(Saved data entries)

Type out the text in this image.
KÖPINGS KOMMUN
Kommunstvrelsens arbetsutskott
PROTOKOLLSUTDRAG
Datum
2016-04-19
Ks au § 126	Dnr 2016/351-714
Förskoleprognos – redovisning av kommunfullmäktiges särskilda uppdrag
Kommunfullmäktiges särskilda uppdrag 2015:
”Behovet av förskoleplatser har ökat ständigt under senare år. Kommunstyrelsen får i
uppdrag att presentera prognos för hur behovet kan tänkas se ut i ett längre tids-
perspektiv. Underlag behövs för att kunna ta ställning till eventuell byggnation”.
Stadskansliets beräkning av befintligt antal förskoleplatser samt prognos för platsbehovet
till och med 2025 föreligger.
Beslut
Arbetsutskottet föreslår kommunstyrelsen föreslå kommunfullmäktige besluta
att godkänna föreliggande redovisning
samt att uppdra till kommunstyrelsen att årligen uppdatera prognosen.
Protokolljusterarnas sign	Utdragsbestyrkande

## Task statement
Return the listing above in its exact form.

## Written response
Type out the text in this image.
KÖPINGS KOMMUN
Kommunstvrelsens arbetsutskott
PROTOKOLLSUTDRAG
Datum
2016-04-19
Ks au § 126	Dnr 2016/351-714
Förskoleprognos – redovisning av kommunfullmäktiges särskilda uppdrag
Kommunfullmäktiges särskilda uppdrag 2015:
”Behovet av förskoleplatser har ökat ständigt under senare år. Kommunstyrelsen får i
uppdrag att presentera prognos för hur behovet kan tänkas se ut i ett längre tids-
perspektiv. Underlag behövs för att kunna ta ställning till eventuell byggnation”.
Stadskansliets beräkning av befintligt antal förskoleplatser samt prognos för platsbehovet
till och med 2025 föreligger.
Beslut
Arbetsutskottet föreslår kommunstyrelsen föreslå kommunfullmäktige besluta
att godkänna föreliggande redovisning
samt att uppdra till kommunstyrelsen att årligen uppdatera prognosen.
Protokolljusterarnas sign	Utdragsbestyrkande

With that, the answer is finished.